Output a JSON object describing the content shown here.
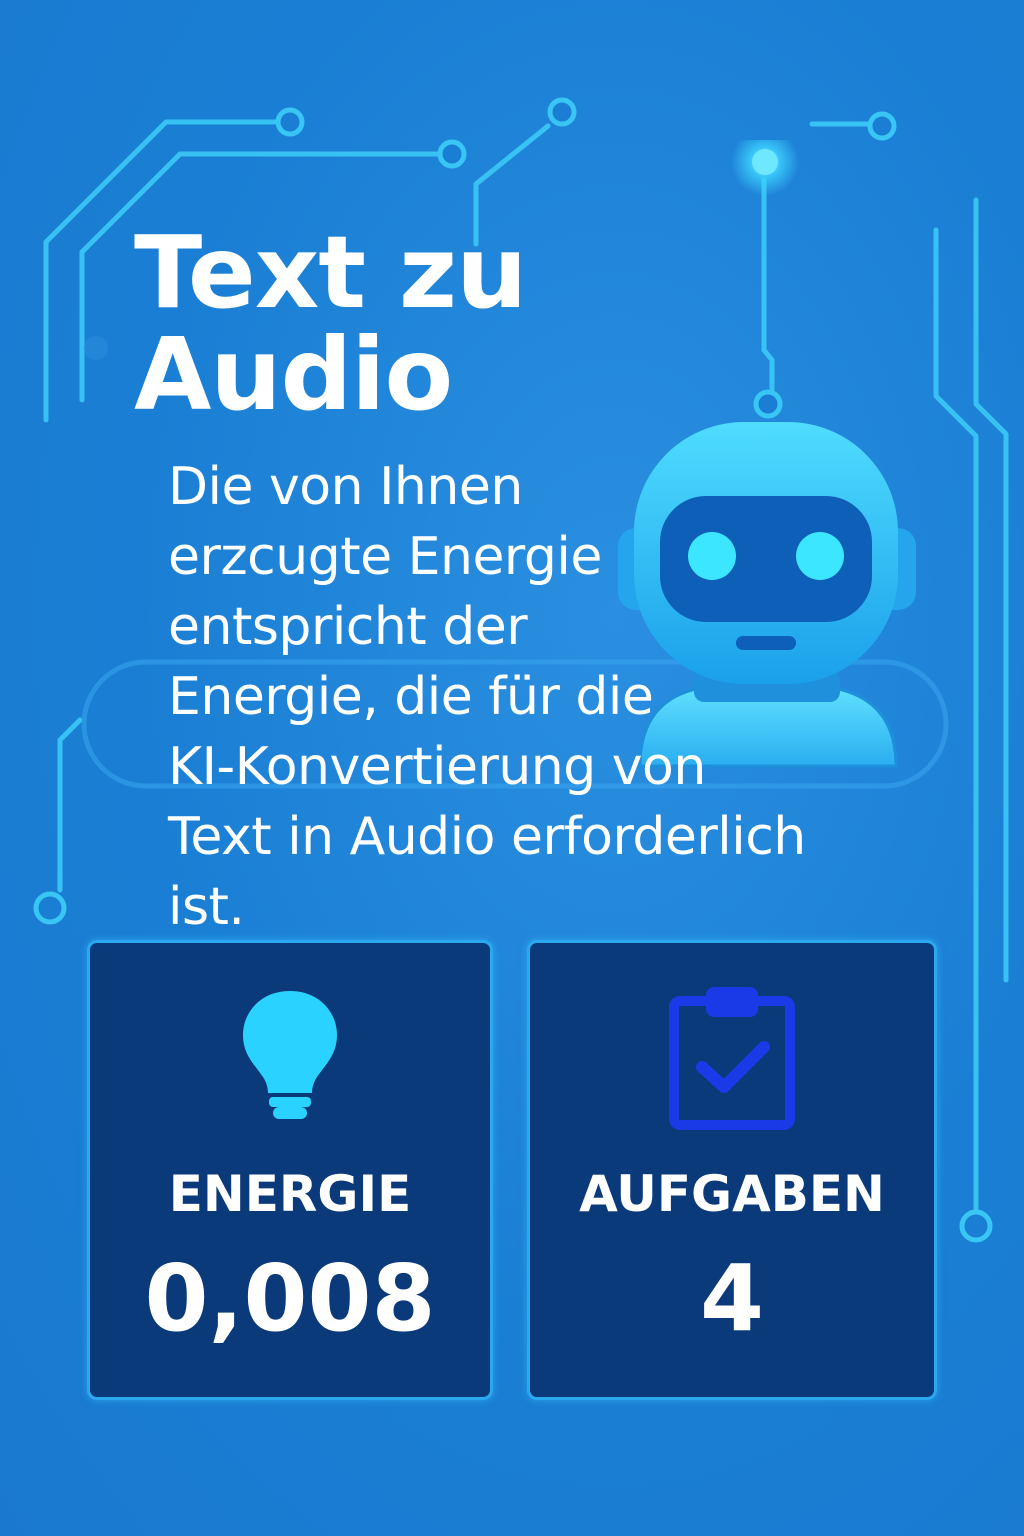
{
  "title": {
    "line1": "Text zu",
    "line2": "Audio"
  },
  "description": {
    "lines": [
      "Die von Ihnen",
      "erzcugte Energie",
      "entspricht der",
      "Energie, die für die",
      "KI-Konvertierung von",
      "Text in Audio erforderlich",
      "ist."
    ]
  },
  "stats": {
    "energy": {
      "icon": "lightbulb-icon",
      "label": "ENERGIE",
      "value": "0,008"
    },
    "tasks": {
      "icon": "clipboard-check-icon",
      "label": "AUFGABEN",
      "value": "4"
    }
  },
  "colors": {
    "background": "#1a7fd4",
    "card": "#0b3a7a",
    "accent": "#3cd2ff",
    "circuit": "#39c6f5",
    "clipboard": "#1a3ae8"
  }
}
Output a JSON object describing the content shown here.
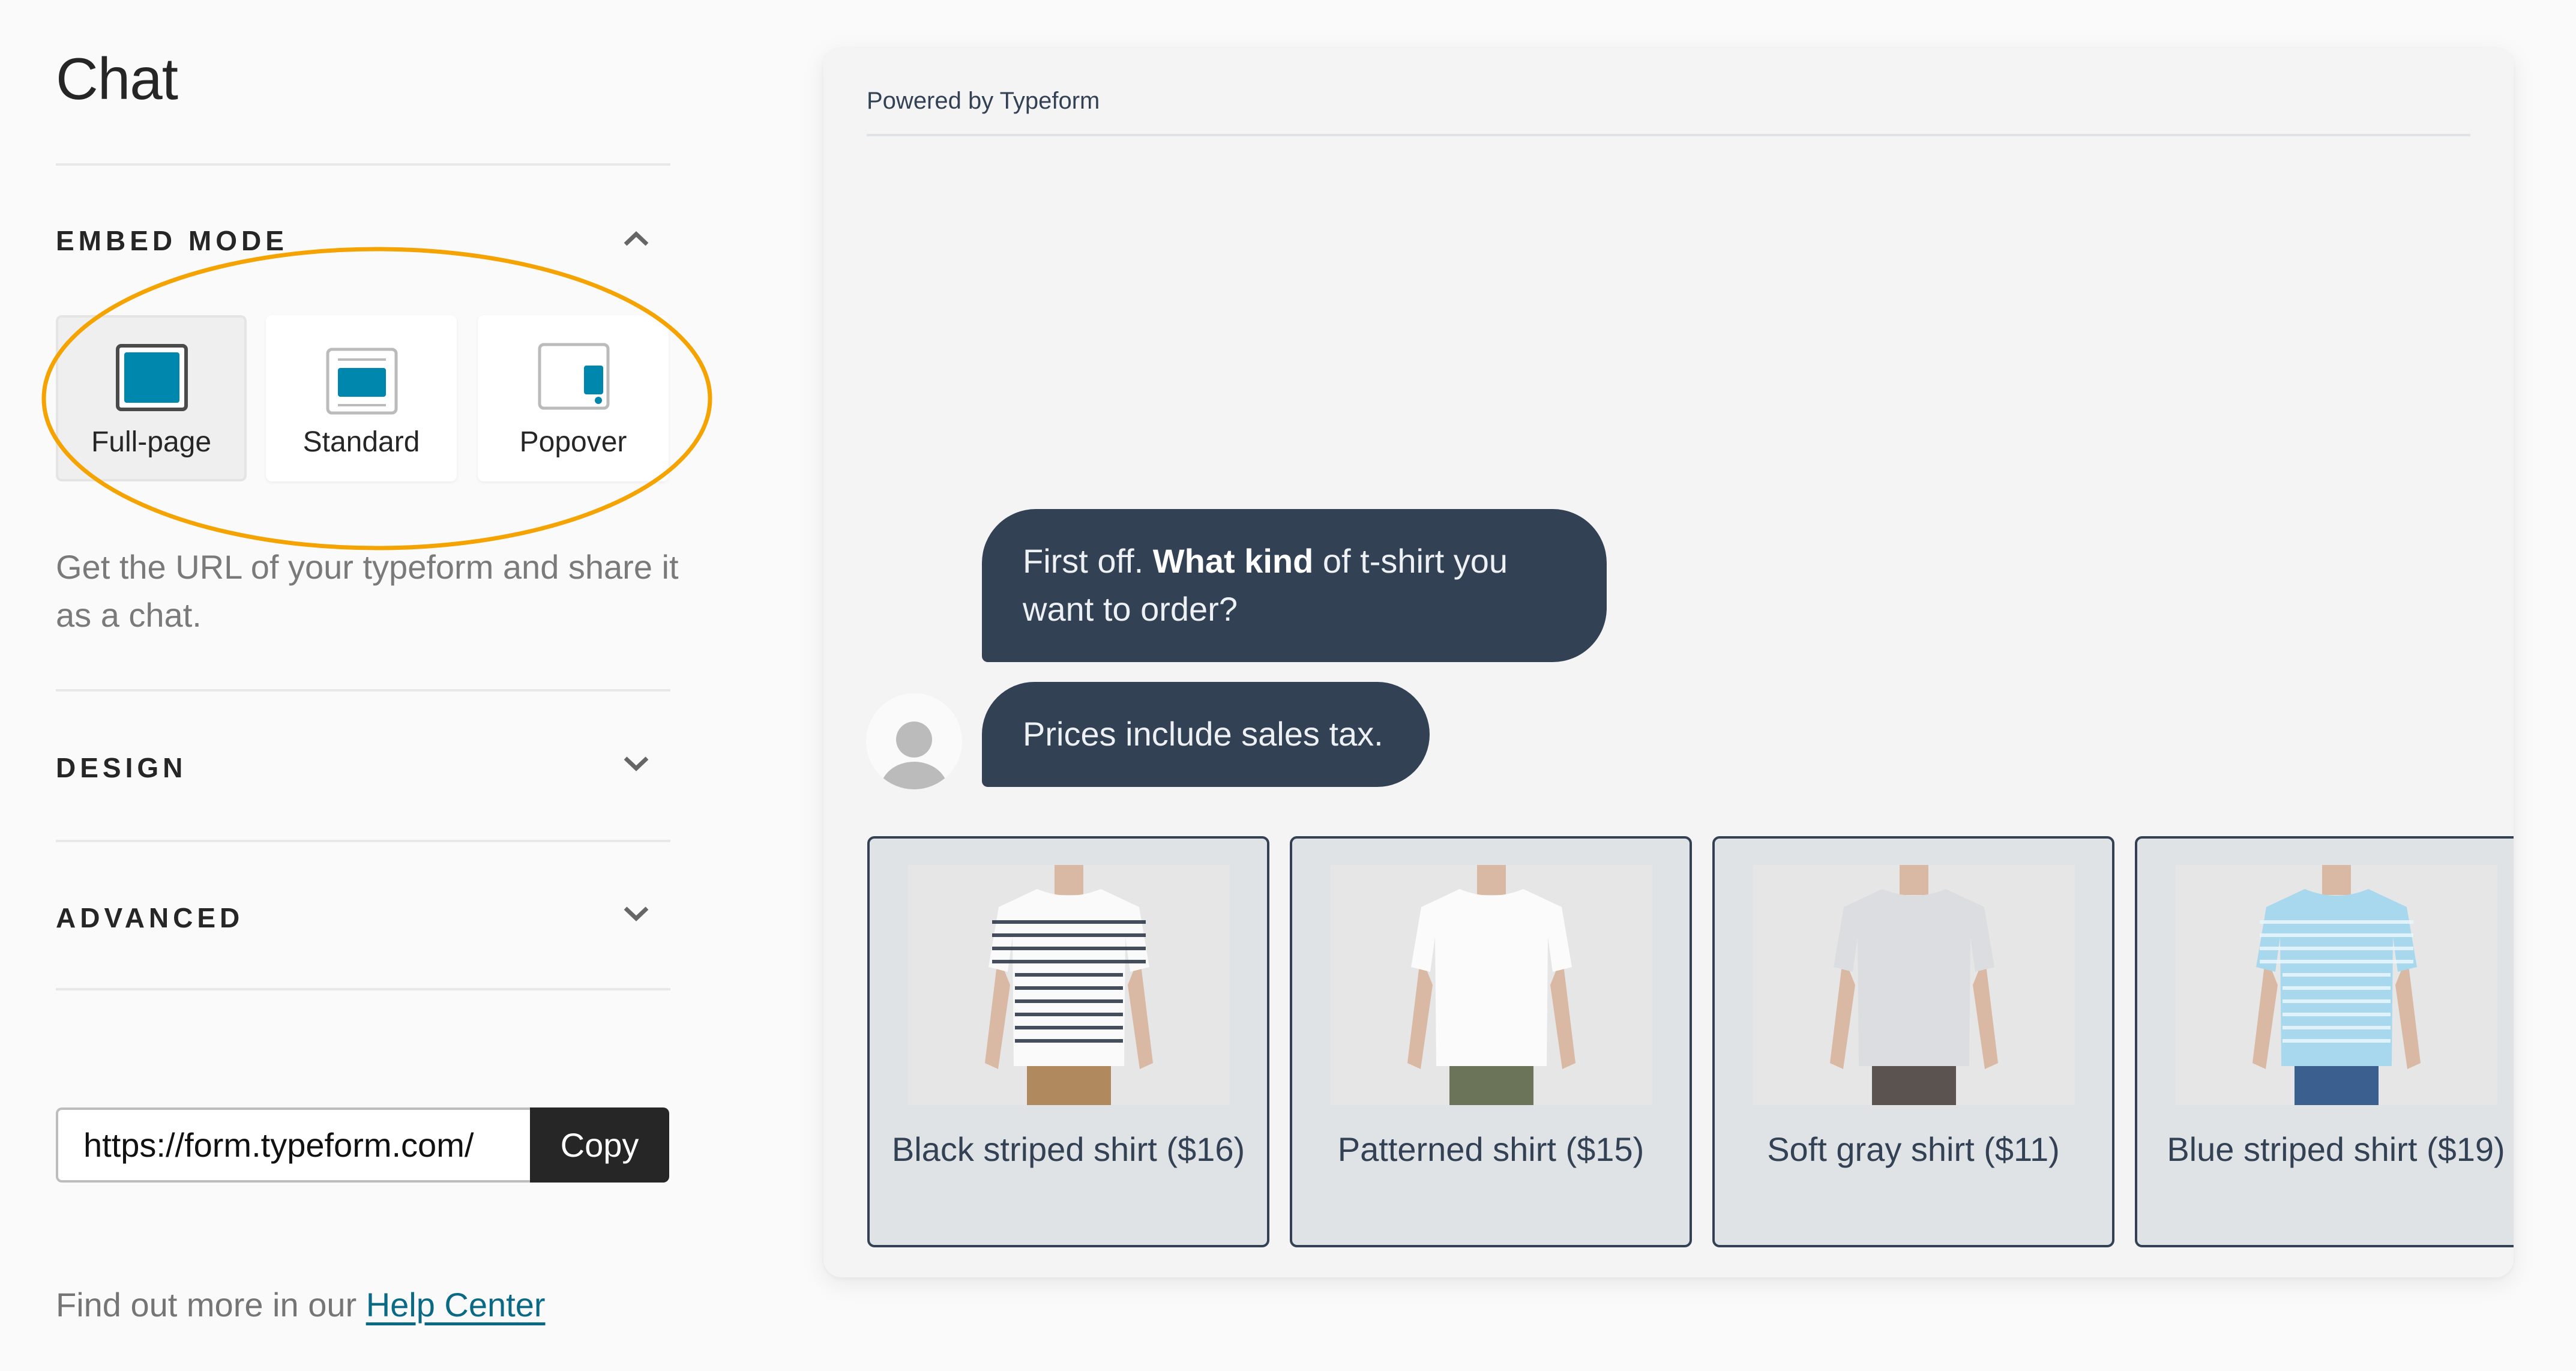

**DO THIS**: Make an exact copy of the whole listing, but don't bring over any pictures.

**TASK RESPONSE**:
Output a JSON object describing the content shown here.
{
  "title": {
    "line1": "Text zu",
    "line2": "Audio"
  },
  "description": {
    "lines": [
      "Die von Ihnen",
      "erzcugte Energie",
      "entspricht der",
      "Energie, die für die",
      "KI-Konvertierung von",
      "Text in Audio erforderlich",
      "ist."
    ]
  },
  "stats": {
    "energy": {
      "icon": "lightbulb-icon",
      "label": "ENERGIE",
      "value": "0,008"
    },
    "tasks": {
      "icon": "clipboard-check-icon",
      "label": "AUFGABEN",
      "value": "4"
    }
  },
  "colors": {
    "background": "#1a7fd4",
    "card": "#0b3a7a",
    "accent": "#3cd2ff",
    "circuit": "#39c6f5",
    "clipboard": "#1a3ae8"
  }
}
Output a JSON object describing the content shown here.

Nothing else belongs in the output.